STATED PROBLEM:
Go through each line of the records below and count those with the word "минимално". Give only the count.

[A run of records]
^^^^^^^^^^^^^^^^

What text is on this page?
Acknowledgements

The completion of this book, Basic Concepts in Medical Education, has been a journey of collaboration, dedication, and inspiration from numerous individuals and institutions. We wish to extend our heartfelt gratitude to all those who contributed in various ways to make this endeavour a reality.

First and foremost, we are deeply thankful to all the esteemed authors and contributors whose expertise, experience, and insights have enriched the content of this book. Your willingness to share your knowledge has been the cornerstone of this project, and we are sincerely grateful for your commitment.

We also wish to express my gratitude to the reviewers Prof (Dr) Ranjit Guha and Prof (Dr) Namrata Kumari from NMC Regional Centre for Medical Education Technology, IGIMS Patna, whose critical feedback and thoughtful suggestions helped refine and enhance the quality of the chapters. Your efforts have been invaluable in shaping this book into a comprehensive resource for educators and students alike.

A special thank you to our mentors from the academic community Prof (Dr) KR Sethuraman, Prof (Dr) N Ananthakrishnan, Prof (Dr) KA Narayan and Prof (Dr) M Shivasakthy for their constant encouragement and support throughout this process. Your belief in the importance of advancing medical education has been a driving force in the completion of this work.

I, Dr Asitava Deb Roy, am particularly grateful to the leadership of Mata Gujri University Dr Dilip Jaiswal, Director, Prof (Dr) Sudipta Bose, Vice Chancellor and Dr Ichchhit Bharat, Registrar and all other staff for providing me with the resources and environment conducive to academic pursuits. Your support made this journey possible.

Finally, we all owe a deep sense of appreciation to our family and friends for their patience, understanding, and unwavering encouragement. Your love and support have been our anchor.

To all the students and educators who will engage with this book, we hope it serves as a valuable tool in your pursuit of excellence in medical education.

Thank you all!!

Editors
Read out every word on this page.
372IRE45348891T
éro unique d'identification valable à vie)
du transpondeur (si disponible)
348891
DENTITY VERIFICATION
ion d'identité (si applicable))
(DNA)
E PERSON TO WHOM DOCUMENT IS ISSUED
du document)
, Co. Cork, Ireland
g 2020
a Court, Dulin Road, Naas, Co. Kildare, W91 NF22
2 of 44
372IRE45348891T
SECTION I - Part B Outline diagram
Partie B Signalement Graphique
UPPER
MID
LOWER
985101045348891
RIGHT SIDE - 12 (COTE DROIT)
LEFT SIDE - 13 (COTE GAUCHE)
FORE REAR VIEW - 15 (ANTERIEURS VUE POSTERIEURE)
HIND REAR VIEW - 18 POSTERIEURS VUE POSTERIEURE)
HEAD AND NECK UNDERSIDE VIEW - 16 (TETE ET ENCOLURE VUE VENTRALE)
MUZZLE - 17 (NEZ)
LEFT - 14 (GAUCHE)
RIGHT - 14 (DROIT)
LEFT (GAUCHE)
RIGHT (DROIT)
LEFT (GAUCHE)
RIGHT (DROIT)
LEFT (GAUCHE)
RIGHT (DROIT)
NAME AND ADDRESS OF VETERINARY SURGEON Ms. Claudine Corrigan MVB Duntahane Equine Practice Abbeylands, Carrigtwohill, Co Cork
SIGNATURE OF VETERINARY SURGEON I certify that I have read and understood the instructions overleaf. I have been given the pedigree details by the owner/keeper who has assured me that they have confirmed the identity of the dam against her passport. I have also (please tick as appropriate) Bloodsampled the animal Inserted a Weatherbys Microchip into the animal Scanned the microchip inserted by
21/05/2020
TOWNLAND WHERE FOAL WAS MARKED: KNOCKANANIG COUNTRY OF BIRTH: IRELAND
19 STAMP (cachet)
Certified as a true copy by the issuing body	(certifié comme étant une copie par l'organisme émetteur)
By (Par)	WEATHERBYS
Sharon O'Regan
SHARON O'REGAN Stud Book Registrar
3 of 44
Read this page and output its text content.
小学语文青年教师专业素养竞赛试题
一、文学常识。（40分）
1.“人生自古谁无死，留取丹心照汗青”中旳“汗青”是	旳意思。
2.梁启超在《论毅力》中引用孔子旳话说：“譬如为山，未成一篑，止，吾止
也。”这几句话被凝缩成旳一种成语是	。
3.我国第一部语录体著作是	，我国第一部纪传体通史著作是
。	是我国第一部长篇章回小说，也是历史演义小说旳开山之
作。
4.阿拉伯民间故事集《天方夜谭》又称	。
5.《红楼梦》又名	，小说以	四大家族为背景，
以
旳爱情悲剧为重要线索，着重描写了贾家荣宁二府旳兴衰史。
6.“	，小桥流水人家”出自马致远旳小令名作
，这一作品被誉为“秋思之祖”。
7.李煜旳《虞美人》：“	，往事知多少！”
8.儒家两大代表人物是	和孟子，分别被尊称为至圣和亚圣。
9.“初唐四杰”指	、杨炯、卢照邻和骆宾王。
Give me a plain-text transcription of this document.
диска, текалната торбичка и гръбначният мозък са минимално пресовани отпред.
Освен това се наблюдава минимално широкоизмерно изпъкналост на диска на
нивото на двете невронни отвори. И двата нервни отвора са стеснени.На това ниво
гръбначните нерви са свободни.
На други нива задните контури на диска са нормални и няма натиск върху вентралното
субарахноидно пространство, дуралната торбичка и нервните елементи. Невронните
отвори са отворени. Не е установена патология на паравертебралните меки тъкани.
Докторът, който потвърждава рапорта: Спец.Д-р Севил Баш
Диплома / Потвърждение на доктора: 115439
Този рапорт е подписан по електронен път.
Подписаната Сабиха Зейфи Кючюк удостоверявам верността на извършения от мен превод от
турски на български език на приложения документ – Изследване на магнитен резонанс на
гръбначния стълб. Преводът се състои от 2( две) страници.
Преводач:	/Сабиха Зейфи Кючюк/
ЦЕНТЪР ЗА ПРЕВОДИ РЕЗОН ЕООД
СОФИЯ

^^^^^^^^^^^^^^^^

THE COMPLETED TASK:
2